## AIM OF THE EXERCISE
The entries below should be given again exactly, minus their pictures.
— Begin EXCERPTED RECORDS —
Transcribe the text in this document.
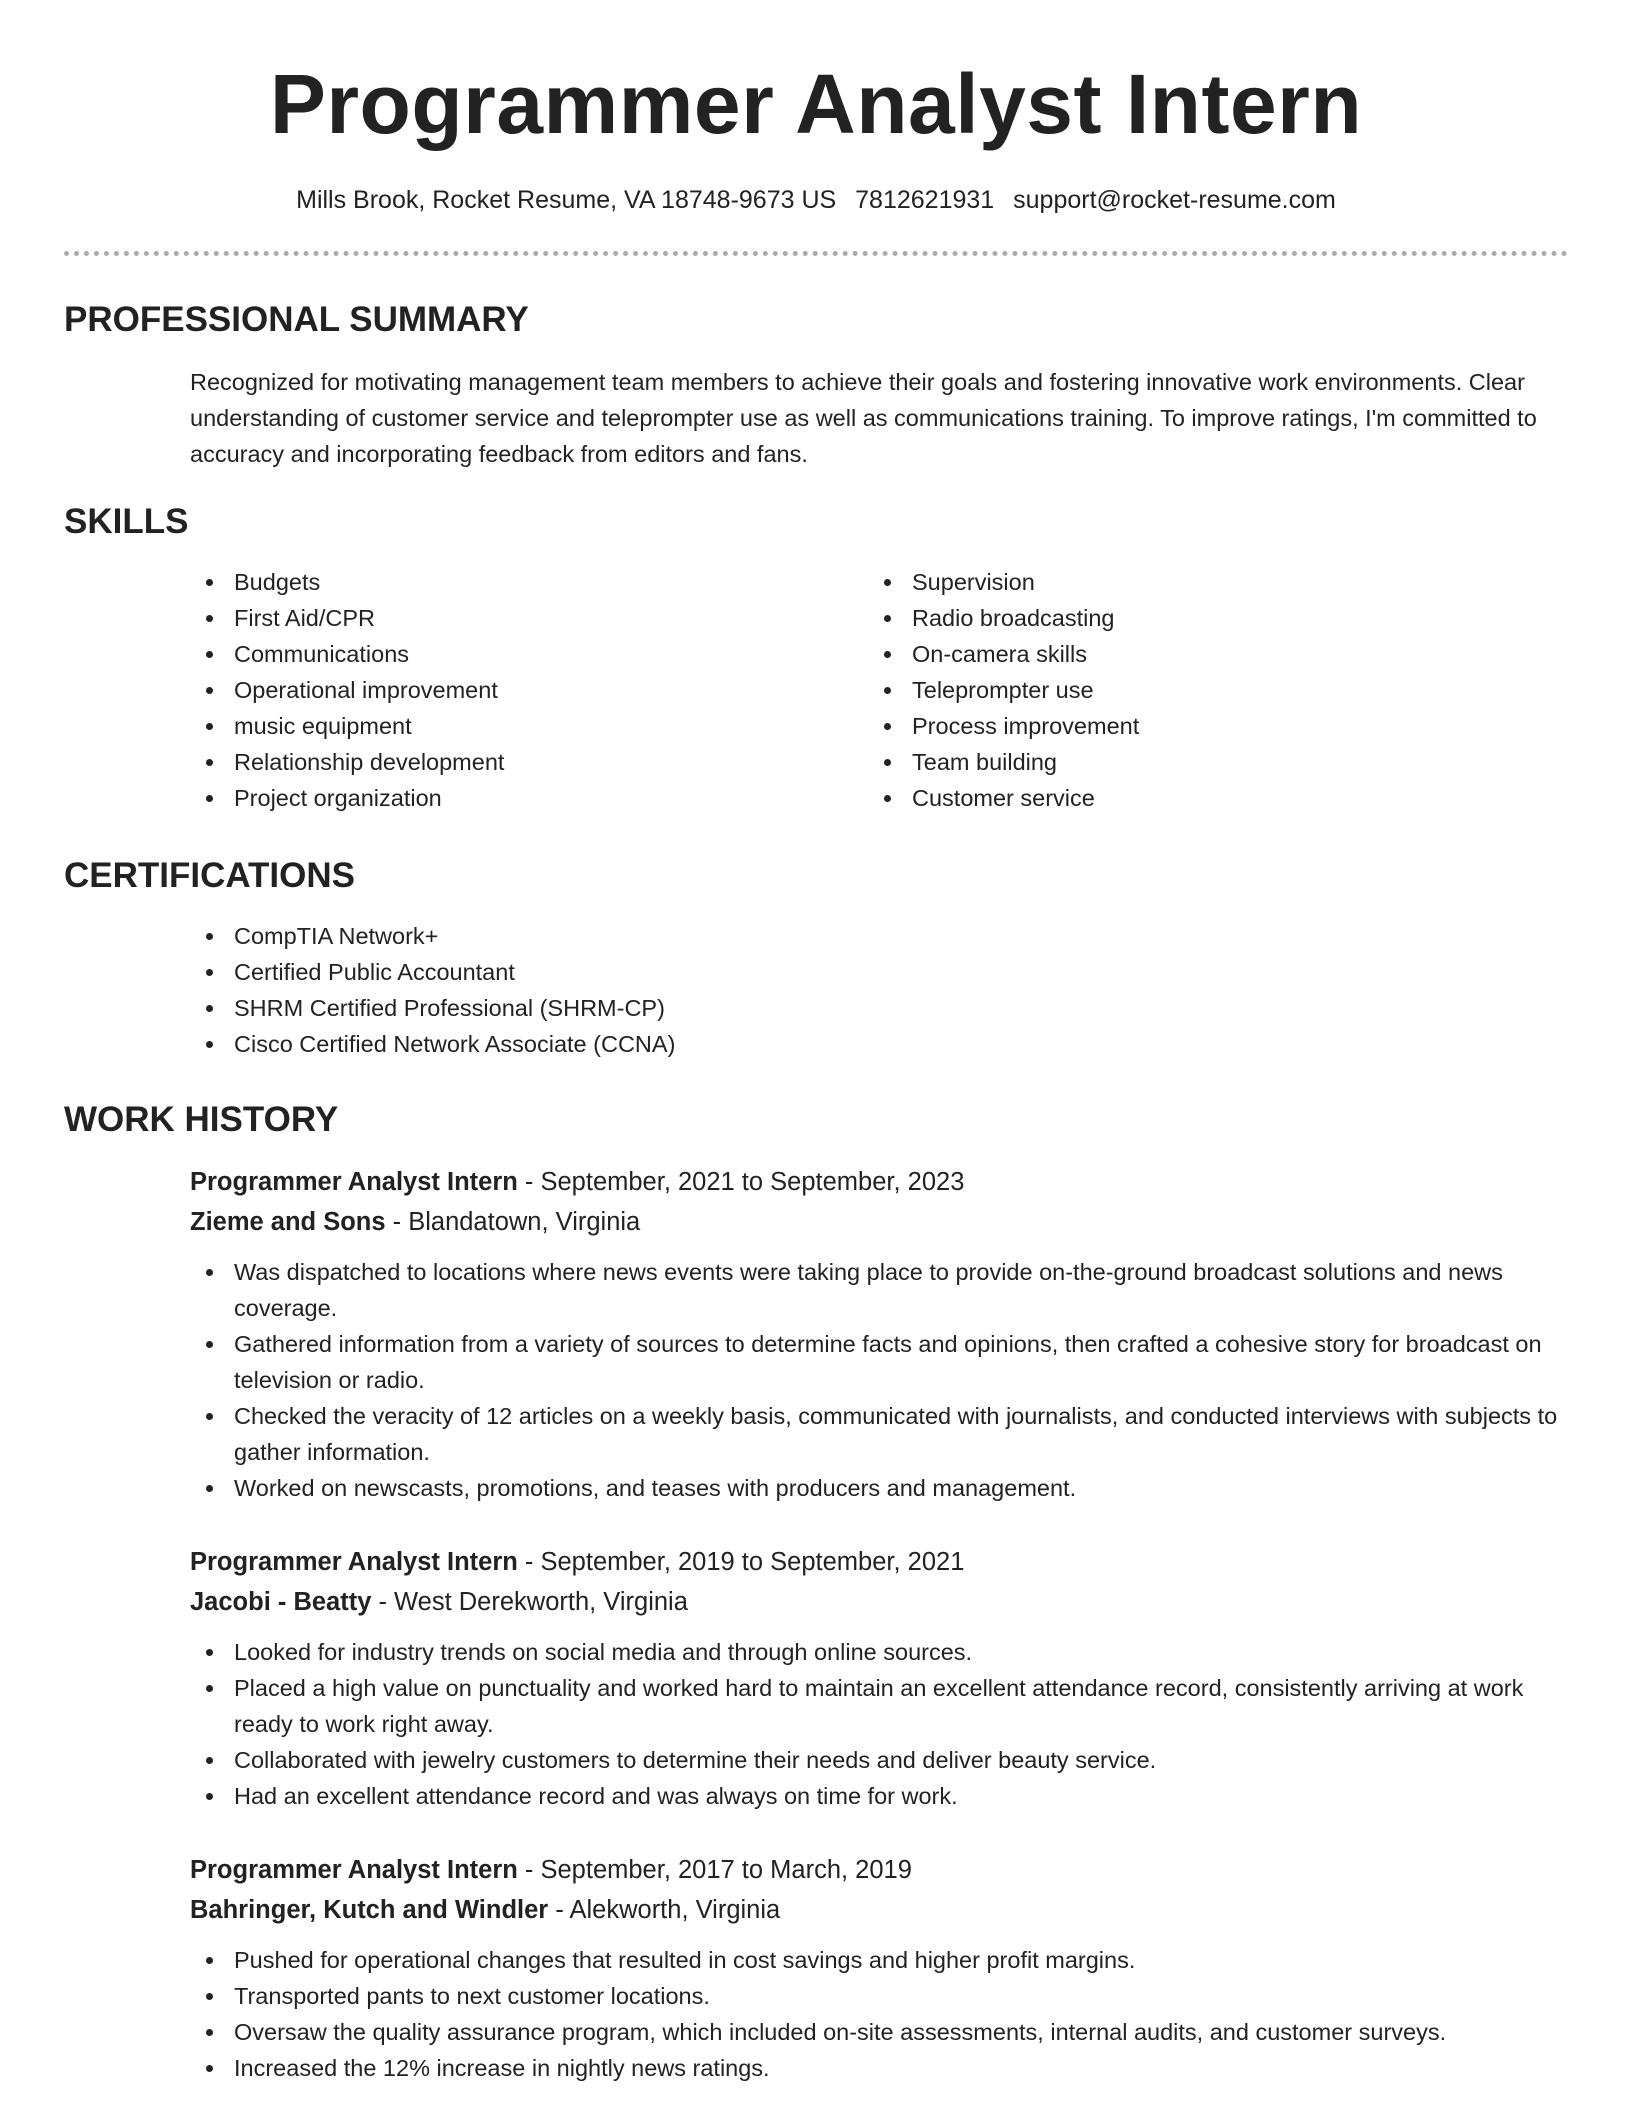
Programmer Analyst Intern
Mills Brook, Rocket Resume, VA 18748-9673 US 7812621931 support@rocket-resume.com
PROFESSIONAL SUMMARY

Recognized for motivating management team members to achieve their goals and fostering innovative work environments. Clear understanding of customer service and teleprompter use as well as communications training. To improve ratings, I'm committed to accuracy and incorporating feedback from editors and fans.

SKILLS
Budgets
First Aid/CPR
Communications
Operational improvement
music equipment
Relationship development
Project organization
Supervision
Radio broadcasting
On-camera skills
Teleprompter use
Process improvement
Team building
Customer service
CERTIFICATIONS
CompTIA Network+
Certified Public Accountant
SHRM Certified Professional (SHRM-CP)
Cisco Certified Network Associate (CCNA)
WORK HISTORY
Programmer Analyst Intern - September, 2021 to September, 2023
Zieme and Sons - Blandatown, Virginia
Was dispatched to locations where news events were taking place to provide on-the-ground broadcast solutions and news coverage.
Gathered information from a variety of sources to determine facts and opinions, then crafted a cohesive story for broadcast on television or radio.
Checked the veracity of 12 articles on a weekly basis, communicated with journalists, and conducted interviews with subjects to gather information.
Worked on newscasts, promotions, and teases with producers and management.
Programmer Analyst Intern - September, 2019 to September, 2021
Jacobi - Beatty - West Derekworth, Virginia
Looked for industry trends on social media and through online sources.
Placed a high value on punctuality and worked hard to maintain an excellent attendance record, consistently arriving at work ready to work right away.
Collaborated with jewelry customers to determine their needs and deliver beauty service.
Had an excellent attendance record and was always on time for work.
Programmer Analyst Intern - September, 2017 to March, 2019
Bahringer, Kutch and Windler - Alekworth, Virginia
Pushed for operational changes that resulted in cost savings and higher profit margins.
Transported pants to next customer locations.
Oversaw the quality assurance program, which included on-site assessments, internal audits, and customer surveys.
Increased the 12% increase in nightly news ratings.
— End EXCERPTED RECORDS —
## RESULT FOR THIS EXERCISE
Transcribe the text in this document.
Programmer Analyst Intern
Mills Brook, Rocket Resume, VA 18748-9673 US 7812621931 support@rocket-resume.com
PROFESSIONAL SUMMARY

Recognized for motivating management team members to achieve their goals and fostering innovative work environments. Clear understanding of customer service and teleprompter use as well as communications training. To improve ratings, I'm committed to accuracy and incorporating feedback from editors and fans.

SKILLS
Budgets
First Aid/CPR
Communications
Operational improvement
music equipment
Relationship development
Project organization
Supervision
Radio broadcasting
On-camera skills
Teleprompter use
Process improvement
Team building
Customer service
CERTIFICATIONS
CompTIA Network+
Certified Public Accountant
SHRM Certified Professional (SHRM-CP)
Cisco Certified Network Associate (CCNA)
WORK HISTORY
Programmer Analyst Intern - September, 2021 to September, 2023
Zieme and Sons - Blandatown, Virginia
Was dispatched to locations where news events were taking place to provide on-the-ground broadcast solutions and news coverage.
Gathered information from a variety of sources to determine facts and opinions, then crafted a cohesive story for broadcast on television or radio.
Checked the veracity of 12 articles on a weekly basis, communicated with journalists, and conducted interviews with subjects to gather information.
Worked on newscasts, promotions, and teases with producers and management.
Programmer Analyst Intern - September, 2019 to September, 2021
Jacobi - Beatty - West Derekworth, Virginia
Looked for industry trends on social media and through online sources.
Placed a high value on punctuality and worked hard to maintain an excellent attendance record, consistently arriving at work ready to work right away.
Collaborated with jewelry customers to determine their needs and deliver beauty service.
Had an excellent attendance record and was always on time for work.
Programmer Analyst Intern - September, 2017 to March, 2019
Bahringer, Kutch and Windler - Alekworth, Virginia
Pushed for operational changes that resulted in cost savings and higher profit margins.
Transported pants to next customer locations.
Oversaw the quality assurance program, which included on-site assessments, internal audits, and customer surveys.
Increased the 12% increase in nightly news ratings.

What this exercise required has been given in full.